Request =
The listing below should be copied in full, word for word.

Data in this exercise =
────────────────────

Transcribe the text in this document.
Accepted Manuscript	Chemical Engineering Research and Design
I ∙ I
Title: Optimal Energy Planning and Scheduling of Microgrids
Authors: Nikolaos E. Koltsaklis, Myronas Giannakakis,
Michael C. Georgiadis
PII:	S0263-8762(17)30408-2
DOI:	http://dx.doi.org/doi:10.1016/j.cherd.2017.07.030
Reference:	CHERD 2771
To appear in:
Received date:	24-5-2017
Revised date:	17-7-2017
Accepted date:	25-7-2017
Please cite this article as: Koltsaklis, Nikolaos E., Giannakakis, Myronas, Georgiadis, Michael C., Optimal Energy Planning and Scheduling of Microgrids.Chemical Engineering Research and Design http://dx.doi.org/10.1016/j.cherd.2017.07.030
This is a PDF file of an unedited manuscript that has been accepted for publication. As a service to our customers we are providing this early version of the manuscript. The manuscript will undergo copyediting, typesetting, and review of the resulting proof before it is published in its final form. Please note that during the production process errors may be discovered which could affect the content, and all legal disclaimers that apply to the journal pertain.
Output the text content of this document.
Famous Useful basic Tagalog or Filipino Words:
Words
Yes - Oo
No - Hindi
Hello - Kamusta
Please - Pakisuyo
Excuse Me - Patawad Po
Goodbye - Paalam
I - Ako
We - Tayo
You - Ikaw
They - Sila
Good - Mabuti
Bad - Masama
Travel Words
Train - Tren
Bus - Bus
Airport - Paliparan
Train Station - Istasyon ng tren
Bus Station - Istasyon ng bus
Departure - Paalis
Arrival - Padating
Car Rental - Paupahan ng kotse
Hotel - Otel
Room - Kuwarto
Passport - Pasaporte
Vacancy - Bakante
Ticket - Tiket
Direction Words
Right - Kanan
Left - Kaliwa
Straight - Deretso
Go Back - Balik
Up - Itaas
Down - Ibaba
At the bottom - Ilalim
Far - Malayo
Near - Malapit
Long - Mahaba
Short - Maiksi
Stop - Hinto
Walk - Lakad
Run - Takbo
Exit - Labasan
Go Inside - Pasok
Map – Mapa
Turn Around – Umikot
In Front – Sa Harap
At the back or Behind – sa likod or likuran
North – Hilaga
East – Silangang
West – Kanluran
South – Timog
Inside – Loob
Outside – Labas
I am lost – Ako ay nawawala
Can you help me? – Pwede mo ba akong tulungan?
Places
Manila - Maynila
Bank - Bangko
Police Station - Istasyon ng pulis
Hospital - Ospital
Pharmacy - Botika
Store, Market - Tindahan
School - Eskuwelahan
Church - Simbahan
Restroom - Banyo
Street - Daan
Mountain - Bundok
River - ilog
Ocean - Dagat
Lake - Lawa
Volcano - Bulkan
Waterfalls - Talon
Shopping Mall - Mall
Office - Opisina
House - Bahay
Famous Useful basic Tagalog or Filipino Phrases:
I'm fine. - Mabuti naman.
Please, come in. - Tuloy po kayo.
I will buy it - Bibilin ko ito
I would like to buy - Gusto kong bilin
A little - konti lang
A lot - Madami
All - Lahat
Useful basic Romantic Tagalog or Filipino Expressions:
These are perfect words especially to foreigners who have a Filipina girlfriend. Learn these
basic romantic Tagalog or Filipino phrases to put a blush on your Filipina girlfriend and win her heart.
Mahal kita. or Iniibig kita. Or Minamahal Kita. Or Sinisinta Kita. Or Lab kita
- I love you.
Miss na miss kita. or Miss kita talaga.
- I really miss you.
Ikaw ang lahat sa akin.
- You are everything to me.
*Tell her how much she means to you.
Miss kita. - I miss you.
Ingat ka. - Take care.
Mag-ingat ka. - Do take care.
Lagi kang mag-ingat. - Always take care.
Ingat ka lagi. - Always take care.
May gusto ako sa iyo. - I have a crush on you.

────────────────────

Reply =
Transcribe the text in this document.
Accepted Manuscript	Chemical Engineering Research and Design
I ∙ I
Title: Optimal Energy Planning and Scheduling of Microgrids
Authors: Nikolaos E. Koltsaklis, Myronas Giannakakis,
Michael C. Georgiadis
PII:	S0263-8762(17)30408-2
DOI:	http://dx.doi.org/doi:10.1016/j.cherd.2017.07.030
Reference:	CHERD 2771
To appear in:
Received date:	24-5-2017
Revised date:	17-7-2017
Accepted date:	25-7-2017
Please cite this article as: Koltsaklis, Nikolaos E., Giannakakis, Myronas, Georgiadis, Michael C., Optimal Energy Planning and Scheduling of Microgrids.Chemical Engineering Research and Design http://dx.doi.org/10.1016/j.cherd.2017.07.030
This is a PDF file of an unedited manuscript that has been accepted for publication. As a service to our customers we are providing this early version of the manuscript. The manuscript will undergo copyediting, typesetting, and review of the resulting proof before it is published in its final form. Please note that during the production process errors may be discovered which could affect the content, and all legal disclaimers that apply to the journal pertain.
Output the text content of this document.
Famous Useful basic Tagalog or Filipino Words:
Words
Yes - Oo
No - Hindi
Hello - Kamusta
Please - Pakisuyo
Excuse Me - Patawad Po
Goodbye - Paalam
I - Ako
We - Tayo
You - Ikaw
They - Sila
Good - Mabuti
Bad - Masama
Travel Words
Train - Tren
Bus - Bus
Airport - Paliparan
Train Station - Istasyon ng tren
Bus Station - Istasyon ng bus
Departure - Paalis
Arrival - Padating
Car Rental - Paupahan ng kotse
Hotel - Otel
Room - Kuwarto
Passport - Pasaporte
Vacancy - Bakante
Ticket - Tiket
Direction Words
Right - Kanan
Left - Kaliwa
Straight - Deretso
Go Back - Balik
Up - Itaas
Down - Ibaba
At the bottom - Ilalim
Far - Malayo
Near - Malapit
Long - Mahaba
Short - Maiksi
Stop - Hinto
Walk - Lakad
Run - Takbo
Exit - Labasan
Go Inside - Pasok
Map – Mapa
Turn Around – Umikot
In Front – Sa Harap
At the back or Behind – sa likod or likuran
North – Hilaga
East – Silangang
West – Kanluran
South – Timog
Inside – Loob
Outside – Labas
I am lost – Ako ay nawawala
Can you help me? – Pwede mo ba akong tulungan?
Places
Manila - Maynila
Bank - Bangko
Police Station - Istasyon ng pulis
Hospital - Ospital
Pharmacy - Botika
Store, Market - Tindahan
School - Eskuwelahan
Church - Simbahan
Restroom - Banyo
Street - Daan
Mountain - Bundok
River - ilog
Ocean - Dagat
Lake - Lawa
Volcano - Bulkan
Waterfalls - Talon
Shopping Mall - Mall
Office - Opisina
House - Bahay
Famous Useful basic Tagalog or Filipino Phrases:
I'm fine. - Mabuti naman.
Please, come in. - Tuloy po kayo.
I will buy it - Bibilin ko ito
I would like to buy - Gusto kong bilin
A little - konti lang
A lot - Madami
All - Lahat
Useful basic Romantic Tagalog or Filipino Expressions:
These are perfect words especially to foreigners who have a Filipina girlfriend. Learn these
basic romantic Tagalog or Filipino phrases to put a blush on your Filipina girlfriend and win her heart.
Mahal kita. or Iniibig kita. Or Minamahal Kita. Or Sinisinta Kita. Or Lab kita
- I love you.
Miss na miss kita. or Miss kita talaga.
- I really miss you.
Ikaw ang lahat sa akin.
- You are everything to me.
*Tell her how much she means to you.
Miss kita. - I miss you.
Ingat ka. - Take care.
Mag-ingat ka. - Do take care.
Lagi kang mag-ingat. - Always take care.
Ingat ka lagi. - Always take care.
May gusto ako sa iyo. - I have a crush on you.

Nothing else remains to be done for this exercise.